Without the pictures, set down the records below word for word.

Listing:
***

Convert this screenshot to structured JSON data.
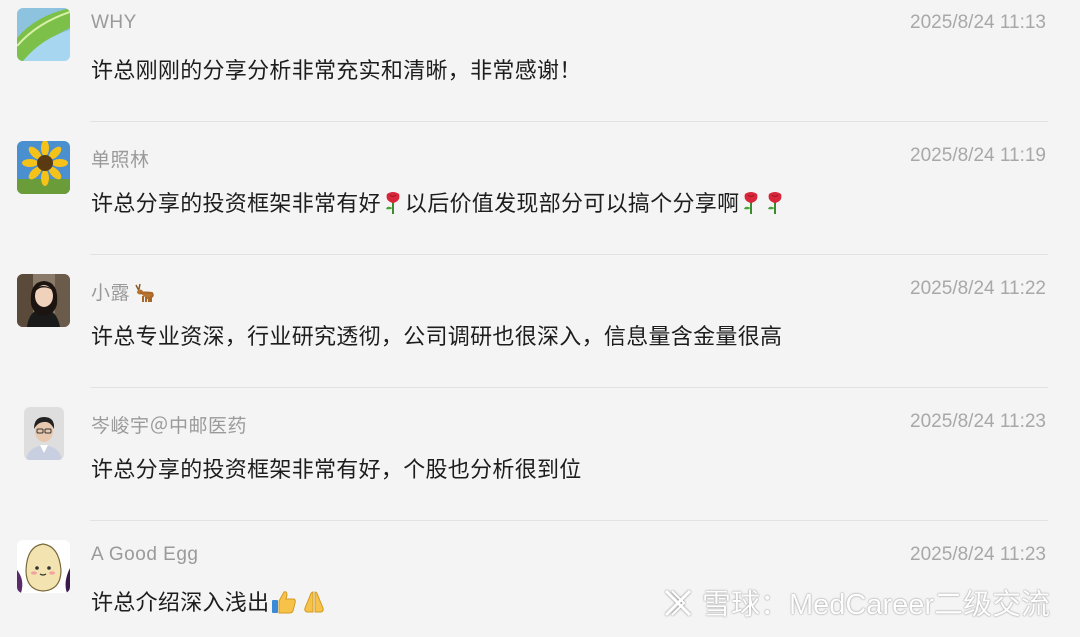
{
  "comments": [
    {
      "name": "WHY",
      "time": "2025/8/24 11:13",
      "text": "许总刚刚的分享分析非常充实和清晰，非常感谢！",
      "avatar_icon": "leaf-avatar"
    },
    {
      "name": "单照林",
      "time": "2025/8/24 11:19",
      "text_parts": [
        "许总分享的投资框架非常有好",
        "以后价值发现部分可以搞个分享啊"
      ],
      "emoji": "rose-emoji",
      "avatar_icon": "sunflower-avatar"
    },
    {
      "name": "小露",
      "name_emoji": "deer-emoji",
      "time": "2025/8/24 11:22",
      "text": "许总专业资深，行业研究透彻，公司调研也很深入，信息量含金量很高",
      "avatar_icon": "woman-portrait-avatar"
    },
    {
      "name": "岑峻宇＠中邮医药",
      "time": "2025/8/24 11:23",
      "text": "许总分享的投资框架非常有好，个股也分析很到位",
      "avatar_icon": "man-portrait-avatar"
    },
    {
      "name": "A Good Egg",
      "time": "2025/8/24 11:23",
      "text": "许总介绍深入浅出",
      "emojis": [
        "thumbs-up-emoji",
        "pray-emoji"
      ],
      "avatar_icon": "egg-avatar"
    }
  ],
  "watermark": {
    "text": "雪球：MedCareer二级交流",
    "icon": "xueqiu-logo-icon"
  },
  "colors": {
    "background": "#f4f4f4",
    "name": "#9a9a9a",
    "time": "#a8a8a8",
    "text": "#1d1d1d",
    "divider": "#e2e2e2"
  }
}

***

Answer to this exercise:
Convert this screenshot to structured JSON data.
{
  "comments": [
    {
      "name": "WHY",
      "time": "2025/8/24 11:13",
      "text": "许总刚刚的分享分析非常充实和清晰，非常感谢！",
      "avatar_icon": "leaf-avatar"
    },
    {
      "name": "单照林",
      "time": "2025/8/24 11:19",
      "text_parts": [
        "许总分享的投资框架非常有好",
        "以后价值发现部分可以搞个分享啊"
      ],
      "emoji": "rose-emoji",
      "avatar_icon": "sunflower-avatar"
    },
    {
      "name": "小露",
      "name_emoji": "deer-emoji",
      "time": "2025/8/24 11:22",
      "text": "许总专业资深，行业研究透彻，公司调研也很深入，信息量含金量很高",
      "avatar_icon": "woman-portrait-avatar"
    },
    {
      "name": "岑峻宇＠中邮医药",
      "time": "2025/8/24 11:23",
      "text": "许总分享的投资框架非常有好，个股也分析很到位",
      "avatar_icon": "man-portrait-avatar"
    },
    {
      "name": "A Good Egg",
      "time": "2025/8/24 11:23",
      "text": "许总介绍深入浅出",
      "emojis": [
        "thumbs-up-emoji",
        "pray-emoji"
      ],
      "avatar_icon": "egg-avatar"
    }
  ],
  "watermark": {
    "text": "雪球：MedCareer二级交流",
    "icon": "xueqiu-logo-icon"
  },
  "colors": {
    "background": "#f4f4f4",
    "name": "#9a9a9a",
    "time": "#a8a8a8",
    "text": "#1d1d1d",
    "divider": "#e2e2e2"
  }
}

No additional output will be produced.